PROBLEM TO SOLVE:
Reproduce the material in full, unchanged.
........
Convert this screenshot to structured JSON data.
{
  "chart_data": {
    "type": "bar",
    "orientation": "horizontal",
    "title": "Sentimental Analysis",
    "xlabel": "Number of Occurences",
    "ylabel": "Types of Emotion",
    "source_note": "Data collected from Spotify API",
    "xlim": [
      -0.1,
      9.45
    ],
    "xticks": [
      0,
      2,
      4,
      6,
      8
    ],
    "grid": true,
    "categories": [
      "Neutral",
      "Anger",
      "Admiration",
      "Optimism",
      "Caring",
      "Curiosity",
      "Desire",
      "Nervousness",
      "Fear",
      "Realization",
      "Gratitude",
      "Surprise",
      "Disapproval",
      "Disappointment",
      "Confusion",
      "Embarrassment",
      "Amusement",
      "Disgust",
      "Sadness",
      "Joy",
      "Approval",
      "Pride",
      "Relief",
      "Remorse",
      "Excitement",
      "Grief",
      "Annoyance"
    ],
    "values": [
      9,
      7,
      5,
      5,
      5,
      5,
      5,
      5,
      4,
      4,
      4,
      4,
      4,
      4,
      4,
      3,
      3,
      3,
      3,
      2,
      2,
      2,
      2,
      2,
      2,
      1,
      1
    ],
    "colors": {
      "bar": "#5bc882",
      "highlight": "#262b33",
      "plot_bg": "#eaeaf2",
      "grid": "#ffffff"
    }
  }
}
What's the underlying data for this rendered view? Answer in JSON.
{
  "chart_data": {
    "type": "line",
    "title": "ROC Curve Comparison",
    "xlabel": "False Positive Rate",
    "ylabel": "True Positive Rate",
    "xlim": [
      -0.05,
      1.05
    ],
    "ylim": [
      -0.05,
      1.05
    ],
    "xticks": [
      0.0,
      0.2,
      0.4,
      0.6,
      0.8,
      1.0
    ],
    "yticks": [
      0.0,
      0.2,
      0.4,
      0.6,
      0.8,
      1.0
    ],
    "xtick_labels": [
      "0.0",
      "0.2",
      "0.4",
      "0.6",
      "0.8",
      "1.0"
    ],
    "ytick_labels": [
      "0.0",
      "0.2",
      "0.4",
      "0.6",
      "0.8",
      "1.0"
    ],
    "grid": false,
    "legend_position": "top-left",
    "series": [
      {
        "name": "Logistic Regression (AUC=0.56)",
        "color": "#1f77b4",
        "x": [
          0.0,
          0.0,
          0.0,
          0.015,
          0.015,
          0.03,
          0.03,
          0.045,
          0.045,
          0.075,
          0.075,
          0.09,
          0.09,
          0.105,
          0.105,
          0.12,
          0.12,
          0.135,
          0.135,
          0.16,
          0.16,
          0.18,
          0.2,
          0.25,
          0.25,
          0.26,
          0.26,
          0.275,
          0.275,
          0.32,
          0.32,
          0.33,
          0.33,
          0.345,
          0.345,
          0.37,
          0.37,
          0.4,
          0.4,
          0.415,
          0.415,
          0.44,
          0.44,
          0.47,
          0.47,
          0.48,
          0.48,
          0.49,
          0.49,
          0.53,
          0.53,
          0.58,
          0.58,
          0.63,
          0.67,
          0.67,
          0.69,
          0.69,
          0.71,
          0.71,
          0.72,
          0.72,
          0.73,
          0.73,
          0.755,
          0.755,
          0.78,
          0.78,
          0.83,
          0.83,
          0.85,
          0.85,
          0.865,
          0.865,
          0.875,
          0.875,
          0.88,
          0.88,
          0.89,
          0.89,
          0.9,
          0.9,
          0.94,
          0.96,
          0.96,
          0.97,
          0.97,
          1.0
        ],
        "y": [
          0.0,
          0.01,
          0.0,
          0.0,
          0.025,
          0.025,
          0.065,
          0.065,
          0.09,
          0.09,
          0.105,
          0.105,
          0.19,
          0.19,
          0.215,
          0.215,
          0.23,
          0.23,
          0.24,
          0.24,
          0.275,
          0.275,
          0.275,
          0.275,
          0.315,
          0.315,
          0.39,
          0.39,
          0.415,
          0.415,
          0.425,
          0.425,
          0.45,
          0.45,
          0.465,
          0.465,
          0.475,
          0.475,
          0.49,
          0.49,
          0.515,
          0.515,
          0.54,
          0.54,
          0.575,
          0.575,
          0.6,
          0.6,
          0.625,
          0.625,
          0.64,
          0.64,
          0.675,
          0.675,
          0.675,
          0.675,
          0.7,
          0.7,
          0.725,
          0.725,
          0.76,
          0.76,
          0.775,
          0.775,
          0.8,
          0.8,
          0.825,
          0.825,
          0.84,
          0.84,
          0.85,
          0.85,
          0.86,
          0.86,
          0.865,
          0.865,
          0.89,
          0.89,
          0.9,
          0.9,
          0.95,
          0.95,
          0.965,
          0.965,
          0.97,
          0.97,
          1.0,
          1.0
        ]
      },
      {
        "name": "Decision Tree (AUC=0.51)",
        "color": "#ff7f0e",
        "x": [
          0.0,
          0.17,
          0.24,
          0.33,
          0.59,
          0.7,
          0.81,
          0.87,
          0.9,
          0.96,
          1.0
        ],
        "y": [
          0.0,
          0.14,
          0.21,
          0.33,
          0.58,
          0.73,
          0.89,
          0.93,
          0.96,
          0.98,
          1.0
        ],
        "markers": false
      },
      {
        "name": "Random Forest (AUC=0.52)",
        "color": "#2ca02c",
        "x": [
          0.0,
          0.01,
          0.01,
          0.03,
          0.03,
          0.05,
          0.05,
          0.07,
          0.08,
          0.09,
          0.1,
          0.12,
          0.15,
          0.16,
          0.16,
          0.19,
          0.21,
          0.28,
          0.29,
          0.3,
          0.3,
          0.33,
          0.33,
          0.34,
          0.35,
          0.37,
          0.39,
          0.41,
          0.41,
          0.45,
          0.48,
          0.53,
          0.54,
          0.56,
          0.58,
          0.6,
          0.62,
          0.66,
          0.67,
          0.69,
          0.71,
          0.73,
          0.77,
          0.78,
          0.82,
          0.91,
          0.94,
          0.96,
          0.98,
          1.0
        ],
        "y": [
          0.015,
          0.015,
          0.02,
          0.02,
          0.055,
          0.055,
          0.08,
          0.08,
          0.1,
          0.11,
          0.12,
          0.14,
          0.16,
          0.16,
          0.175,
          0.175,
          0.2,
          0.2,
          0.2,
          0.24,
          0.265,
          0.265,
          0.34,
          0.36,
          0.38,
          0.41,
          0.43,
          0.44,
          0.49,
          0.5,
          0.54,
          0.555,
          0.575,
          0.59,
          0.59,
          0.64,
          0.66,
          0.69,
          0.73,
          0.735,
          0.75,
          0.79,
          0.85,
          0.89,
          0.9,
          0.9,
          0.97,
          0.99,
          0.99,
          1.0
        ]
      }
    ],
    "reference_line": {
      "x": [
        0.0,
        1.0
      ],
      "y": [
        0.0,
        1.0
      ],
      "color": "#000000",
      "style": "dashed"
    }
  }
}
........
TASK RESPONSE:
Convert this screenshot to structured JSON data.
{
  "chart_data": {
    "type": "bar",
    "orientation": "horizontal",
    "title": "Sentimental Analysis",
    "xlabel": "Number of Occurences",
    "ylabel": "Types of Emotion",
    "source_note": "Data collected from Spotify API",
    "xlim": [
      -0.1,
      9.45
    ],
    "xticks": [
      0,
      2,
      4,
      6,
      8
    ],
    "grid": true,
    "categories": [
      "Neutral",
      "Anger",
      "Admiration",
      "Optimism",
      "Caring",
      "Curiosity",
      "Desire",
      "Nervousness",
      "Fear",
      "Realization",
      "Gratitude",
      "Surprise",
      "Disapproval",
      "Disappointment",
      "Confusion",
      "Embarrassment",
      "Amusement",
      "Disgust",
      "Sadness",
      "Joy",
      "Approval",
      "Pride",
      "Relief",
      "Remorse",
      "Excitement",
      "Grief",
      "Annoyance"
    ],
    "values": [
      9,
      7,
      5,
      5,
      5,
      5,
      5,
      5,
      4,
      4,
      4,
      4,
      4,
      4,
      4,
      3,
      3,
      3,
      3,
      2,
      2,
      2,
      2,
      2,
      2,
      1,
      1
    ],
    "colors": {
      "bar": "#5bc882",
      "highlight": "#262b33",
      "plot_bg": "#eaeaf2",
      "grid": "#ffffff"
    }
  }
}
What's the underlying data for this rendered view? Answer in JSON.
{
  "chart_data": {
    "type": "line",
    "title": "ROC Curve Comparison",
    "xlabel": "False Positive Rate",
    "ylabel": "True Positive Rate",
    "xlim": [
      -0.05,
      1.05
    ],
    "ylim": [
      -0.05,
      1.05
    ],
    "xticks": [
      0.0,
      0.2,
      0.4,
      0.6,
      0.8,
      1.0
    ],
    "yticks": [
      0.0,
      0.2,
      0.4,
      0.6,
      0.8,
      1.0
    ],
    "xtick_labels": [
      "0.0",
      "0.2",
      "0.4",
      "0.6",
      "0.8",
      "1.0"
    ],
    "ytick_labels": [
      "0.0",
      "0.2",
      "0.4",
      "0.6",
      "0.8",
      "1.0"
    ],
    "grid": false,
    "legend_position": "top-left",
    "series": [
      {
        "name": "Logistic Regression (AUC=0.56)",
        "color": "#1f77b4",
        "x": [
          0.0,
          0.0,
          0.0,
          0.015,
          0.015,
          0.03,
          0.03,
          0.045,
          0.045,
          0.075,
          0.075,
          0.09,
          0.09,
          0.105,
          0.105,
          0.12,
          0.12,
          0.135,
          0.135,
          0.16,
          0.16,
          0.18,
          0.2,
          0.25,
          0.25,
          0.26,
          0.26,
          0.275,
          0.275,
          0.32,
          0.32,
          0.33,
          0.33,
          0.345,
          0.345,
          0.37,
          0.37,
          0.4,
          0.4,
          0.415,
          0.415,
          0.44,
          0.44,
          0.47,
          0.47,
          0.48,
          0.48,
          0.49,
          0.49,
          0.53,
          0.53,
          0.58,
          0.58,
          0.63,
          0.67,
          0.67,
          0.69,
          0.69,
          0.71,
          0.71,
          0.72,
          0.72,
          0.73,
          0.73,
          0.755,
          0.755,
          0.78,
          0.78,
          0.83,
          0.83,
          0.85,
          0.85,
          0.865,
          0.865,
          0.875,
          0.875,
          0.88,
          0.88,
          0.89,
          0.89,
          0.9,
          0.9,
          0.94,
          0.96,
          0.96,
          0.97,
          0.97,
          1.0
        ],
        "y": [
          0.0,
          0.01,
          0.0,
          0.0,
          0.025,
          0.025,
          0.065,
          0.065,
          0.09,
          0.09,
          0.105,
          0.105,
          0.19,
          0.19,
          0.215,
          0.215,
          0.23,
          0.23,
          0.24,
          0.24,
          0.275,
          0.275,
          0.275,
          0.275,
          0.315,
          0.315,
          0.39,
          0.39,
          0.415,
          0.415,
          0.425,
          0.425,
          0.45,
          0.45,
          0.465,
          0.465,
          0.475,
          0.475,
          0.49,
          0.49,
          0.515,
          0.515,
          0.54,
          0.54,
          0.575,
          0.575,
          0.6,
          0.6,
          0.625,
          0.625,
          0.64,
          0.64,
          0.675,
          0.675,
          0.675,
          0.675,
          0.7,
          0.7,
          0.725,
          0.725,
          0.76,
          0.76,
          0.775,
          0.775,
          0.8,
          0.8,
          0.825,
          0.825,
          0.84,
          0.84,
          0.85,
          0.85,
          0.86,
          0.86,
          0.865,
          0.865,
          0.89,
          0.89,
          0.9,
          0.9,
          0.95,
          0.95,
          0.965,
          0.965,
          0.97,
          0.97,
          1.0,
          1.0
        ]
      },
      {
        "name": "Decision Tree (AUC=0.51)",
        "color": "#ff7f0e",
        "x": [
          0.0,
          0.17,
          0.24,
          0.33,
          0.59,
          0.7,
          0.81,
          0.87,
          0.9,
          0.96,
          1.0
        ],
        "y": [
          0.0,
          0.14,
          0.21,
          0.33,
          0.58,
          0.73,
          0.89,
          0.93,
          0.96,
          0.98,
          1.0
        ],
        "markers": false
      },
      {
        "name": "Random Forest (AUC=0.52)",
        "color": "#2ca02c",
        "x": [
          0.0,
          0.01,
          0.01,
          0.03,
          0.03,
          0.05,
          0.05,
          0.07,
          0.08,
          0.09,
          0.1,
          0.12,
          0.15,
          0.16,
          0.16,
          0.19,
          0.21,
          0.28,
          0.29,
          0.3,
          0.3,
          0.33,
          0.33,
          0.34,
          0.35,
          0.37,
          0.39,
          0.41,
          0.41,
          0.45,
          0.48,
          0.53,
          0.54,
          0.56,
          0.58,
          0.6,
          0.62,
          0.66,
          0.67,
          0.69,
          0.71,
          0.73,
          0.77,
          0.78,
          0.82,
          0.91,
          0.94,
          0.96,
          0.98,
          1.0
        ],
        "y": [
          0.015,
          0.015,
          0.02,
          0.02,
          0.055,
          0.055,
          0.08,
          0.08,
          0.1,
          0.11,
          0.12,
          0.14,
          0.16,
          0.16,
          0.175,
          0.175,
          0.2,
          0.2,
          0.2,
          0.24,
          0.265,
          0.265,
          0.34,
          0.36,
          0.38,
          0.41,
          0.43,
          0.44,
          0.49,
          0.5,
          0.54,
          0.555,
          0.575,
          0.59,
          0.59,
          0.64,
          0.66,
          0.69,
          0.73,
          0.735,
          0.75,
          0.79,
          0.85,
          0.89,
          0.9,
          0.9,
          0.97,
          0.99,
          0.99,
          1.0
        ]
      }
    ],
    "reference_line": {
      "x": [
        0.0,
        1.0
      ],
      "y": [
        0.0,
        1.0
      ],
      "color": "#000000",
      "style": "dashed"
    }
  }
}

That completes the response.